#### Short exercise
In the entries from the first line through the line with "list: consensus: pomelochemit-a", swap every "heading" for "header". Give those lines back with nothing else changed.

#### Entries provided
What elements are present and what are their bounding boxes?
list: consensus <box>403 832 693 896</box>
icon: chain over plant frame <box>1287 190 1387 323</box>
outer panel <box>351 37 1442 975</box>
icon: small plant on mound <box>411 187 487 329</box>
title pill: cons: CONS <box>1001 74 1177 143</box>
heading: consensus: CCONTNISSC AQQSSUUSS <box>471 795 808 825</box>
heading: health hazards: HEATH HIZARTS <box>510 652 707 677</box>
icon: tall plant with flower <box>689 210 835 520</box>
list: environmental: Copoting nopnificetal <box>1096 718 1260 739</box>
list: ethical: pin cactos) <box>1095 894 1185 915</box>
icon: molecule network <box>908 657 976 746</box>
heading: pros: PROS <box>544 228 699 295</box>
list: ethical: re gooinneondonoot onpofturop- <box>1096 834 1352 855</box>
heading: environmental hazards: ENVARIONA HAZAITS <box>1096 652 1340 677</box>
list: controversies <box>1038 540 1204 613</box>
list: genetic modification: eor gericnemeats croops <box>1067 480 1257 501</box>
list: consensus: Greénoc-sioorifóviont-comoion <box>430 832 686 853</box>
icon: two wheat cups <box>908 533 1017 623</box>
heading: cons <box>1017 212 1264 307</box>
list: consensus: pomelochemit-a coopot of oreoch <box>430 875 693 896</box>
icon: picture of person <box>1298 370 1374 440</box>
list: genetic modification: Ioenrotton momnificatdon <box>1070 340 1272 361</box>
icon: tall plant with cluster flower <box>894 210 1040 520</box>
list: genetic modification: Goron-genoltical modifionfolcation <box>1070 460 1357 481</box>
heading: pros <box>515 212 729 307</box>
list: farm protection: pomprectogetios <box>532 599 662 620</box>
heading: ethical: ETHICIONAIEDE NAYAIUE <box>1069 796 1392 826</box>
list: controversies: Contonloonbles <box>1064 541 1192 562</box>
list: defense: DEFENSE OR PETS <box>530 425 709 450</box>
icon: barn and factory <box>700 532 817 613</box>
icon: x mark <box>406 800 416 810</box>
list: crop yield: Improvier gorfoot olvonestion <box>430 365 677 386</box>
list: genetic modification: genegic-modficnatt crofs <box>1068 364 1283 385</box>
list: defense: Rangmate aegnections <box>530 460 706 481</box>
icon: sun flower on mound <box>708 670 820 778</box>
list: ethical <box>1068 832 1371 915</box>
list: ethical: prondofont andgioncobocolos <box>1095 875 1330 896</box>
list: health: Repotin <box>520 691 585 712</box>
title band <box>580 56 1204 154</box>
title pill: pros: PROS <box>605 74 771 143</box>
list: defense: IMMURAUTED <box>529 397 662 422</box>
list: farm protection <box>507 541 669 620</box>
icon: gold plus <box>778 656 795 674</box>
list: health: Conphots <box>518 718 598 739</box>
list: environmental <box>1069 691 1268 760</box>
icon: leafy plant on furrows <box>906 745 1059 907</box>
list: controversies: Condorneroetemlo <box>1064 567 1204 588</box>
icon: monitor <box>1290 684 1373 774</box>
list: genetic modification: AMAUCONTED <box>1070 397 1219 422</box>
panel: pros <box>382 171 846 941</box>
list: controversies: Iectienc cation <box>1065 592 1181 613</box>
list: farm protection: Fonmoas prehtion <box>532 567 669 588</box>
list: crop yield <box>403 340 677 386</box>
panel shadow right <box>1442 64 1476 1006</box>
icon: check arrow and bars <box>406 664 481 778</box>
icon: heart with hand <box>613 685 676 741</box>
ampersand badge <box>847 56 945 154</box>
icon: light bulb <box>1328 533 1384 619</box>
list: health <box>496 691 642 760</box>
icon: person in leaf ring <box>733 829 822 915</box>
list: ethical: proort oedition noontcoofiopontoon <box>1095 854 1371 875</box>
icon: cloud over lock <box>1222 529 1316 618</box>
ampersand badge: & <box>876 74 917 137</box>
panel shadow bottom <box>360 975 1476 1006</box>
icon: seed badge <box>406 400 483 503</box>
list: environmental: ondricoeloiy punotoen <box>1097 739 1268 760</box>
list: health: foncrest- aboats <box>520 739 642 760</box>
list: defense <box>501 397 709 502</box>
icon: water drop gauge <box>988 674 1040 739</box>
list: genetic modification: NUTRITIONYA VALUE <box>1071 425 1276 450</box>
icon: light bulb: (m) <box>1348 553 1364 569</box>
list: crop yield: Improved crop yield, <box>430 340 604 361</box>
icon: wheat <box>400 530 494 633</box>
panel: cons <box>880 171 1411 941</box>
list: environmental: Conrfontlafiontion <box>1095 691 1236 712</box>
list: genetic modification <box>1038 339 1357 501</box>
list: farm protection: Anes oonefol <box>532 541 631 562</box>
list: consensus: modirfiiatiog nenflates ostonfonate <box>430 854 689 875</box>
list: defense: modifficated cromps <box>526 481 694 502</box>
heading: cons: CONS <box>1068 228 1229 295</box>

#### Expected output
What elements are present and what are their bounding boxes?
list: consensus <box>403 832 693 896</box>
icon: chain over plant frame <box>1287 190 1387 323</box>
outer panel <box>351 37 1442 975</box>
icon: small plant on mound <box>411 187 487 329</box>
title pill: cons: CONS <box>1001 74 1177 143</box>
header: consensus: CCONTNISSC AQQSSUUSS <box>471 795 808 825</box>
header: health hazards: HEATH HIZARTS <box>510 652 707 677</box>
icon: tall plant with flower <box>689 210 835 520</box>
list: environmental: Copoting nopnificetal <box>1096 718 1260 739</box>
list: ethical: pin cactos) <box>1095 894 1185 915</box>
icon: molecule network <box>908 657 976 746</box>
header: pros: PROS <box>544 228 699 295</box>
list: ethical: re gooinneondonoot onpofturop- <box>1096 834 1352 855</box>
header: environmental hazards: ENVARIONA HAZAITS <box>1096 652 1340 677</box>
list: controversies <box>1038 540 1204 613</box>
list: genetic modification: eor gericnemeats croops <box>1067 480 1257 501</box>
list: consensus: Greénoc-sioorifóviont-comoion <box>430 832 686 853</box>
icon: two wheat cups <box>908 533 1017 623</box>
header: cons <box>1017 212 1264 307</box>
list: consensus: pomelochemit-a coopot of oreoch <box>430 875 693 896</box>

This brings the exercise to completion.